[Extracted data entries]
+ + +

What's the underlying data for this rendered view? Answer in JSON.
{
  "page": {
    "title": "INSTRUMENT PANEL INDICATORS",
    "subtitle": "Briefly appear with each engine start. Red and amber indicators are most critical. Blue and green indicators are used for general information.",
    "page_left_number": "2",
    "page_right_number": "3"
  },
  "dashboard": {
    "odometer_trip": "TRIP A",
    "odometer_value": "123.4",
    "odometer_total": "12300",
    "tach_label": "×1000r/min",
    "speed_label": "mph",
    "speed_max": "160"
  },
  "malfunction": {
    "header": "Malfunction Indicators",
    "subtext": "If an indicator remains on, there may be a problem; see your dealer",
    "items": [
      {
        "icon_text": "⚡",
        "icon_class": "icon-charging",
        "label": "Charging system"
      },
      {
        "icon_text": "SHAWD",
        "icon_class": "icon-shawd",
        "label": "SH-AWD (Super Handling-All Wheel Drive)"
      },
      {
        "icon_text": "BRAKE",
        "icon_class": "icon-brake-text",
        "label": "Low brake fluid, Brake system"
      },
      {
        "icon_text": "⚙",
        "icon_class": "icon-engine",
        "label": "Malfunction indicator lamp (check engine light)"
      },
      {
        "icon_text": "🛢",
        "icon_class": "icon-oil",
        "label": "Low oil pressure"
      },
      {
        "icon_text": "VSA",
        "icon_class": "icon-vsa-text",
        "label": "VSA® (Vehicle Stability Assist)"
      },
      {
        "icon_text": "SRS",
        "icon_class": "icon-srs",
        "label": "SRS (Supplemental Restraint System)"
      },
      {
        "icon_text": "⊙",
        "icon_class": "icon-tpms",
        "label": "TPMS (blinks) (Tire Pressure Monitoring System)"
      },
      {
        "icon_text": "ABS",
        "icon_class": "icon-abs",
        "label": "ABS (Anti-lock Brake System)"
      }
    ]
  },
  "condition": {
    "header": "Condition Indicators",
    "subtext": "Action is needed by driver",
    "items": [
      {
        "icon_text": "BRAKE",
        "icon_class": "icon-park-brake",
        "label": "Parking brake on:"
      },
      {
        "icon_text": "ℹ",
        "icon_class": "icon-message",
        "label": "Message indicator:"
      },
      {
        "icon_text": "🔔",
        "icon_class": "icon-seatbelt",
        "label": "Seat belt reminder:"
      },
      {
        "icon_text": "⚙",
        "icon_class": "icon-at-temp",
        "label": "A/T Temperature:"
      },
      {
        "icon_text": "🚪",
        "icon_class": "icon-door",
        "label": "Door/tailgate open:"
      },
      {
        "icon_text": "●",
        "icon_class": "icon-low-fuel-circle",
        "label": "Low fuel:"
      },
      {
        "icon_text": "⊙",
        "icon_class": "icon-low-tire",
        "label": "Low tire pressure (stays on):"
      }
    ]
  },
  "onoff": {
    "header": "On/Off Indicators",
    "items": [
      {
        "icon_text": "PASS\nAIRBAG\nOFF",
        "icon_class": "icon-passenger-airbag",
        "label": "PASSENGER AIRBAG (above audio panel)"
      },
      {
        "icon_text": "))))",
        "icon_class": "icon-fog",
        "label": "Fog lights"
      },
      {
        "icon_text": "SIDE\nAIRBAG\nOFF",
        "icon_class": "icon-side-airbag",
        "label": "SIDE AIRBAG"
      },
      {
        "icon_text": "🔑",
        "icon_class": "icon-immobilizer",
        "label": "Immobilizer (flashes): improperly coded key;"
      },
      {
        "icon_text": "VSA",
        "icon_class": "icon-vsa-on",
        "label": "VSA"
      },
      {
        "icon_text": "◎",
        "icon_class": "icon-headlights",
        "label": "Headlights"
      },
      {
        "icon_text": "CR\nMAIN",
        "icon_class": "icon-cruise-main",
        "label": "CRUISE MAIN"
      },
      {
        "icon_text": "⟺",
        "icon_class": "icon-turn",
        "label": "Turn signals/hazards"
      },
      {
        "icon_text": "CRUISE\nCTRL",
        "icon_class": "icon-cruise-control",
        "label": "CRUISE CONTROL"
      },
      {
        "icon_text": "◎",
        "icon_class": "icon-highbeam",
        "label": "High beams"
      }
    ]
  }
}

+ + +

### Directive
Can you give every line above again, exactly as written?

### Exercise result
What's the underlying data for this rendered view? Answer in JSON.
{
  "page": {
    "title": "INSTRUMENT PANEL INDICATORS",
    "subtitle": "Briefly appear with each engine start. Red and amber indicators are most critical. Blue and green indicators are used for general information.",
    "page_left_number": "2",
    "page_right_number": "3"
  },
  "dashboard": {
    "odometer_trip": "TRIP A",
    "odometer_value": "123.4",
    "odometer_total": "12300",
    "tach_label": "×1000r/min",
    "speed_label": "mph",
    "speed_max": "160"
  },
  "malfunction": {
    "header": "Malfunction Indicators",
    "subtext": "If an indicator remains on, there may be a problem; see your dealer",
    "items": [
      {
        "icon_text": "⚡",
        "icon_class": "icon-charging",
        "label": "Charging system"
      },
      {
        "icon_text": "SHAWD",
        "icon_class": "icon-shawd",
        "label": "SH-AWD (Super Handling-All Wheel Drive)"
      },
      {
        "icon_text": "BRAKE",
        "icon_class": "icon-brake-text",
        "label": "Low brake fluid, Brake system"
      },
      {
        "icon_text": "⚙",
        "icon_class": "icon-engine",
        "label": "Malfunction indicator lamp (check engine light)"
      },
      {
        "icon_text": "🛢",
        "icon_class": "icon-oil",
        "label": "Low oil pressure"
      },
      {
        "icon_text": "VSA",
        "icon_class": "icon-vsa-text",
        "label": "VSA® (Vehicle Stability Assist)"
      },
      {
        "icon_text": "SRS",
        "icon_class": "icon-srs",
        "label": "SRS (Supplemental Restraint System)"
      },
      {
        "icon_text": "⊙",
        "icon_class": "icon-tpms",
        "label": "TPMS (blinks) (Tire Pressure Monitoring System)"
      },
      {
        "icon_text": "ABS",
        "icon_class": "icon-abs",
        "label": "ABS (Anti-lock Brake System)"
      }
    ]
  },
  "condition": {
    "header": "Condition Indicators",
    "subtext": "Action is needed by driver",
    "items": [
      {
        "icon_text": "BRAKE",
        "icon_class": "icon-park-brake",
        "label": "Parking brake on:"
      },
      {
        "icon_text": "ℹ",
        "icon_class": "icon-message",
        "label": "Message indicator:"
      },
      {
        "icon_text": "🔔",
        "icon_class": "icon-seatbelt",
        "label": "Seat belt reminder:"
      },
      {
        "icon_text": "⚙",
        "icon_class": "icon-at-temp",
        "label": "A/T Temperature:"
      },
      {
        "icon_text": "🚪",
        "icon_class": "icon-door",
        "label": "Door/tailgate open:"
      },
      {
        "icon_text": "●",
        "icon_class": "icon-low-fuel-circle",
        "label": "Low fuel:"
      },
      {
        "icon_text": "⊙",
        "icon_class": "icon-low-tire",
        "label": "Low tire pressure (stays on):"
      }
    ]
  },
  "onoff": {
    "header": "On/Off Indicators",
    "items": [
      {
        "icon_text": "PASS\nAIRBAG\nOFF",
        "icon_class": "icon-passenger-airbag",
        "label": "PASSENGER AIRBAG (above audio panel)"
      },
      {
        "icon_text": "))))",
        "icon_class": "icon-fog",
        "label": "Fog lights"
      },
      {
        "icon_text": "SIDE\nAIRBAG\nOFF",
        "icon_class": "icon-side-airbag",
        "label": "SIDE AIRBAG"
      },
      {
        "icon_text": "🔑",
        "icon_class": "icon-immobilizer",
        "label": "Immobilizer (flashes): improperly coded key;"
      },
      {
        "icon_text": "VSA",
        "icon_class": "icon-vsa-on",
        "label": "VSA"
      },
      {
        "icon_text": "◎",
        "icon_class": "icon-headlights",
        "label": "Headlights"
      },
      {
        "icon_text": "CR\nMAIN",
        "icon_class": "icon-cruise-main",
        "label": "CRUISE MAIN"
      },
      {
        "icon_text": "⟺",
        "icon_class": "icon-turn",
        "label": "Turn signals/hazards"
      },
      {
        "icon_text": "CRUISE\nCTRL",
        "icon_class": "icon-cruise-control",
        "label": "CRUISE CONTROL"
      },
      {
        "icon_text": "◎",
        "icon_class": "icon-highbeam",
        "label": "High beams"
      }
    ]
  }
}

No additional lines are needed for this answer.